■ **PROMPT**
In the entries below, count every line with the word "title". Return only the count.

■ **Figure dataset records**
++++++++

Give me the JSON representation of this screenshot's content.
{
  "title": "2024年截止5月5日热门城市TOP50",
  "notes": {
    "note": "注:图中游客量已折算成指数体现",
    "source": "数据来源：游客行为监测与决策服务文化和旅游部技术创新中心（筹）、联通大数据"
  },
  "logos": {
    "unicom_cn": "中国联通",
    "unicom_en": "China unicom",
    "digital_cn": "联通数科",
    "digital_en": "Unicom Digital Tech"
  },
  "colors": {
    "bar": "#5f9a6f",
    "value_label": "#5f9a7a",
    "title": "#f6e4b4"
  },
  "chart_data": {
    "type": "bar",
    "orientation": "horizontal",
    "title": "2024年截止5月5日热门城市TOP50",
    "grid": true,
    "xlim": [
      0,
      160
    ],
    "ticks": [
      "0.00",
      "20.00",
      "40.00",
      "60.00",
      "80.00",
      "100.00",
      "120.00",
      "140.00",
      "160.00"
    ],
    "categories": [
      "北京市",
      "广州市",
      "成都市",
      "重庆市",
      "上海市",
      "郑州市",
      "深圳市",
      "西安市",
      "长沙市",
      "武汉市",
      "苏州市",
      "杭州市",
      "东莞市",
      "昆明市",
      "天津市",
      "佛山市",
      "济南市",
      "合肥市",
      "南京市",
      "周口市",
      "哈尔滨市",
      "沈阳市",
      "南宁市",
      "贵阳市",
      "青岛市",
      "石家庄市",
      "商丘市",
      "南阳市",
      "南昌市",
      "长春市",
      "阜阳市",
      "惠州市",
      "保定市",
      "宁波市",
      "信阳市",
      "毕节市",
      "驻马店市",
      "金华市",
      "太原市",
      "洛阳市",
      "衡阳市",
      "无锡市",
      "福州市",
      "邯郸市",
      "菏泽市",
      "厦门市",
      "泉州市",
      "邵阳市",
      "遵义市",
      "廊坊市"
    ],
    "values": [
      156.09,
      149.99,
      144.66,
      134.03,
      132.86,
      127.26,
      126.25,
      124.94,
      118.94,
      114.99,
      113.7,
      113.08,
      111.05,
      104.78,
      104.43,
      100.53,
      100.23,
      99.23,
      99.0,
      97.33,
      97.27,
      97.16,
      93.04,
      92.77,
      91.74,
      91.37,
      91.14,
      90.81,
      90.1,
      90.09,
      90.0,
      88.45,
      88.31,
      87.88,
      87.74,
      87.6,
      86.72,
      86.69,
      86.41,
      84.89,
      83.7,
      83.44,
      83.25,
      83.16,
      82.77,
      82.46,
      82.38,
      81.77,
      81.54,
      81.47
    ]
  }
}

++++++++

■ **COMPLETED TASK**
3